• OBJECTIVE
Note each line where "dashed" appears, and copy it.

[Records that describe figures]
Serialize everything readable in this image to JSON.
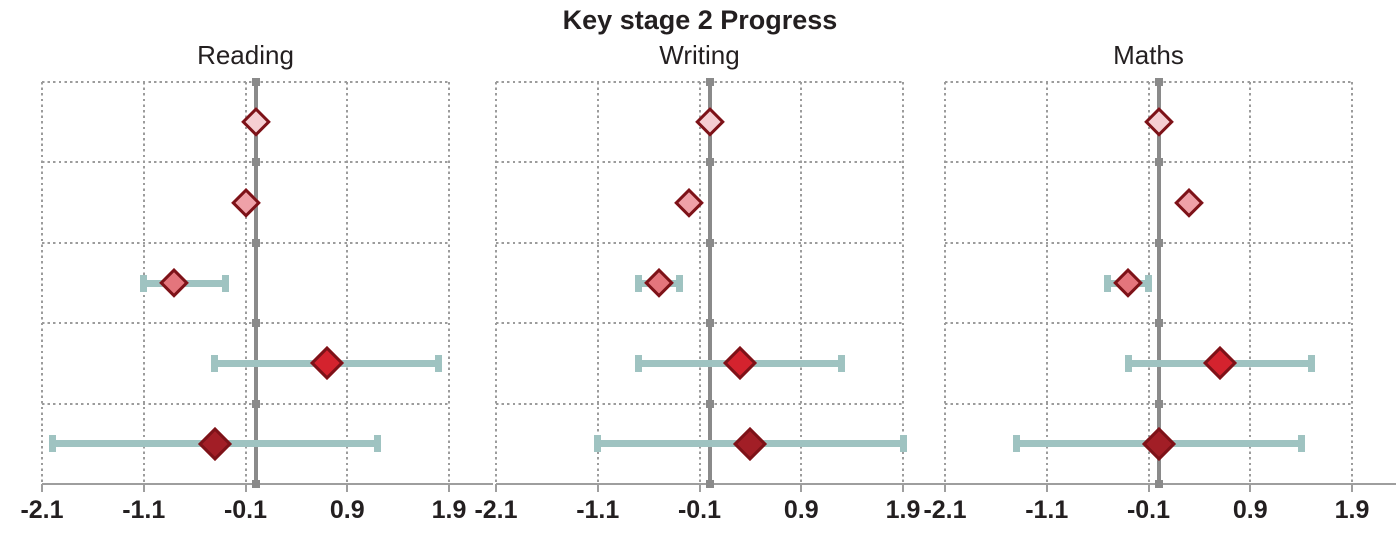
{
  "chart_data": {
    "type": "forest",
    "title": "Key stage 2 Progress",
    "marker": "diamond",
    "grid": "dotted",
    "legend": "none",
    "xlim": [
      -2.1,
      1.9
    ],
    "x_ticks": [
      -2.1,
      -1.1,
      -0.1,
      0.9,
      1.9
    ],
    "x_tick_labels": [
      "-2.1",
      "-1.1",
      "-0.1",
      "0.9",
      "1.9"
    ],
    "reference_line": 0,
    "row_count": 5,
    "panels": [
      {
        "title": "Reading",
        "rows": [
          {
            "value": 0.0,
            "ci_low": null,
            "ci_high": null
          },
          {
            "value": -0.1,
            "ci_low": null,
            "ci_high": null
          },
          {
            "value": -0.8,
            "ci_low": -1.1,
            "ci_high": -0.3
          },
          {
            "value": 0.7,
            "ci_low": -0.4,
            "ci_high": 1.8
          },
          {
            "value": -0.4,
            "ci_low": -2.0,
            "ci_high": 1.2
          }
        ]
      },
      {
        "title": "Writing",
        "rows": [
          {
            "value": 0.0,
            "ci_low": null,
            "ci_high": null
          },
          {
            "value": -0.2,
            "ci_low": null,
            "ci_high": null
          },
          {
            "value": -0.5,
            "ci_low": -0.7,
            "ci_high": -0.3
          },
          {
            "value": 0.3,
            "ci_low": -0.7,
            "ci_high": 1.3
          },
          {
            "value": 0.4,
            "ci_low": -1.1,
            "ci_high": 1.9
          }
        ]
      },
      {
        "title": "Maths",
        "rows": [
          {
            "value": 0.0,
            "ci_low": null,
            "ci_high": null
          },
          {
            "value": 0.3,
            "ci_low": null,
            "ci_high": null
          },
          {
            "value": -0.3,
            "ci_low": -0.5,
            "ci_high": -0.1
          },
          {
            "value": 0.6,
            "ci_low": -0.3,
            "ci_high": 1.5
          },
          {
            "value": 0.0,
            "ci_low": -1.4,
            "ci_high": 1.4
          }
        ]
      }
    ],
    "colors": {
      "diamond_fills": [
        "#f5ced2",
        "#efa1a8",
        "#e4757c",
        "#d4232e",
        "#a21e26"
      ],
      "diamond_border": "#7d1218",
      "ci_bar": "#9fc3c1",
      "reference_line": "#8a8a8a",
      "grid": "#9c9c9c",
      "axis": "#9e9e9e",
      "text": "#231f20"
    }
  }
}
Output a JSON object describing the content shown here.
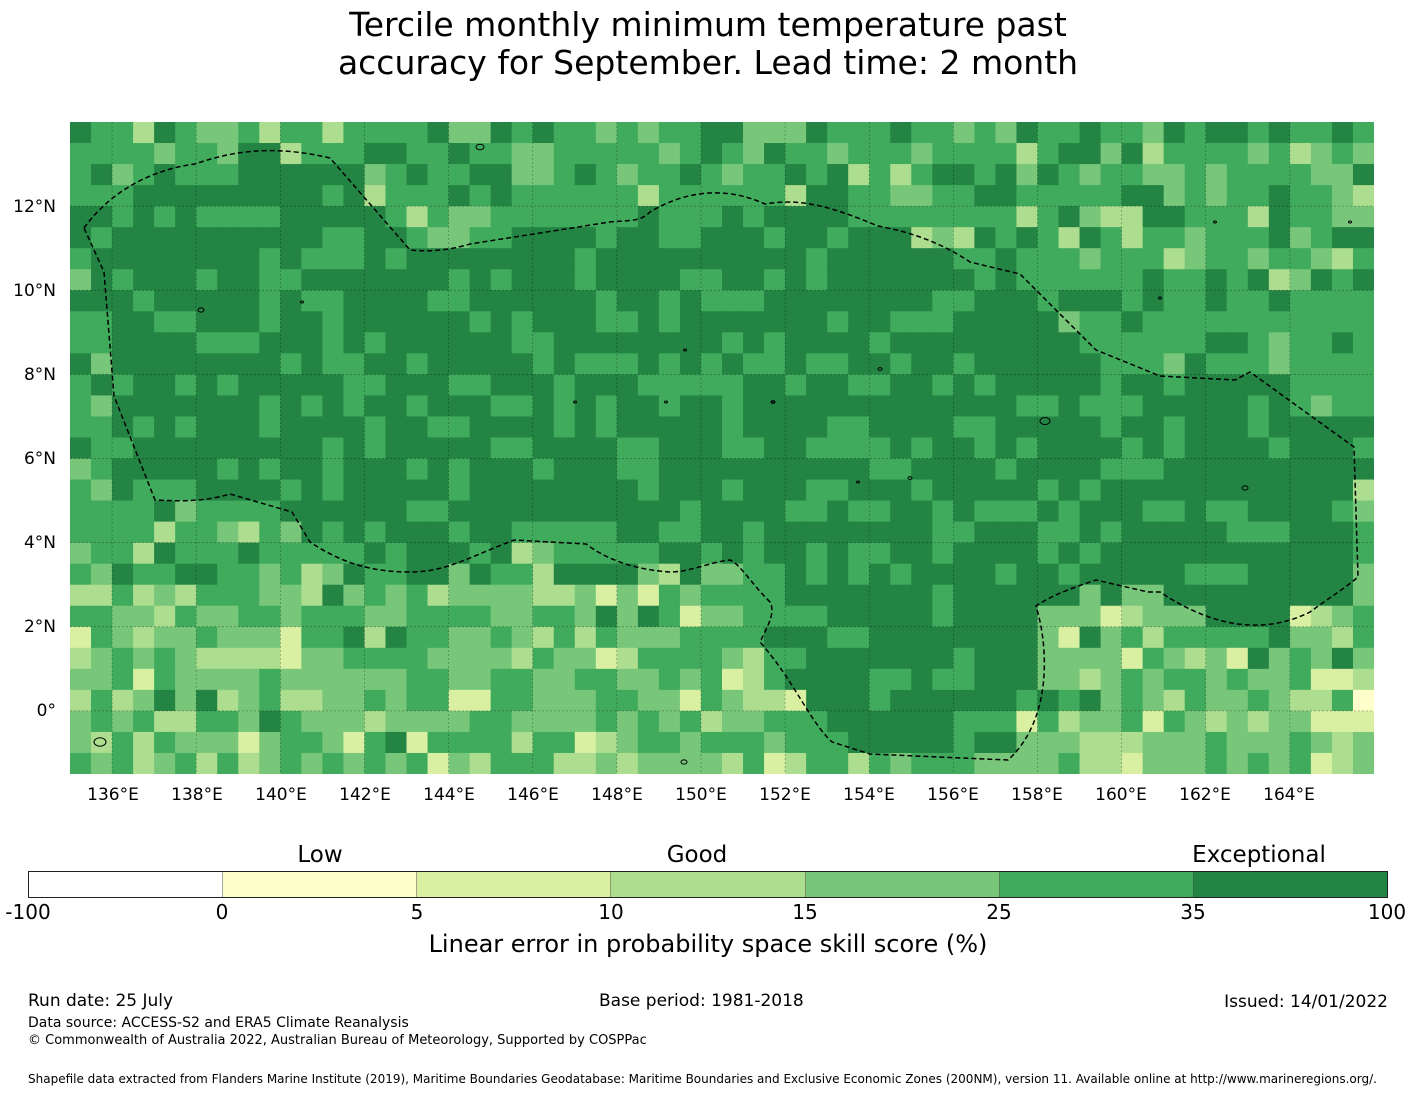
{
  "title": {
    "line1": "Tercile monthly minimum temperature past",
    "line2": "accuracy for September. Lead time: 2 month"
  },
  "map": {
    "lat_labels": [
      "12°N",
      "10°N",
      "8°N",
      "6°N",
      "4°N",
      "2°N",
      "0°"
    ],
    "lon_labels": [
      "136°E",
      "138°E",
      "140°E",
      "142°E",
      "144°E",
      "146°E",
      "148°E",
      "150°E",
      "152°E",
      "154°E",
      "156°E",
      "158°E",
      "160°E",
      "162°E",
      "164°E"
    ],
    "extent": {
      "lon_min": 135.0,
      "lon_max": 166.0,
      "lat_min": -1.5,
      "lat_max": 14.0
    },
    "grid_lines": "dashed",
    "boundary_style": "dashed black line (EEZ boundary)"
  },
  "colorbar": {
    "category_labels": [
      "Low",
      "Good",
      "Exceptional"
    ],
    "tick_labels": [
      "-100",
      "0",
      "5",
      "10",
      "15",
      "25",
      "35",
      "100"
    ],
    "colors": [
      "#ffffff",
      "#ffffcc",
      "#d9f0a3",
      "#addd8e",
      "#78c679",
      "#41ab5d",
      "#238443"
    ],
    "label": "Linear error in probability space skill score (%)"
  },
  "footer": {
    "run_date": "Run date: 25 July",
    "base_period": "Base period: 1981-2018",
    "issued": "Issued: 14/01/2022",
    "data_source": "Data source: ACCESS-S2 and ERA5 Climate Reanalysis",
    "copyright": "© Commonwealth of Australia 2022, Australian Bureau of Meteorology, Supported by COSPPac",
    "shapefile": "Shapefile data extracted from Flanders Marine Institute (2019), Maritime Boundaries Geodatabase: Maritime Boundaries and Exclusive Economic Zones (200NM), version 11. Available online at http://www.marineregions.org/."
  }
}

• SOLUTION TO THE PROBLEM
    "grid_lines": "dashed",
    "boundary_style": "dashed black line (EEZ boundary)"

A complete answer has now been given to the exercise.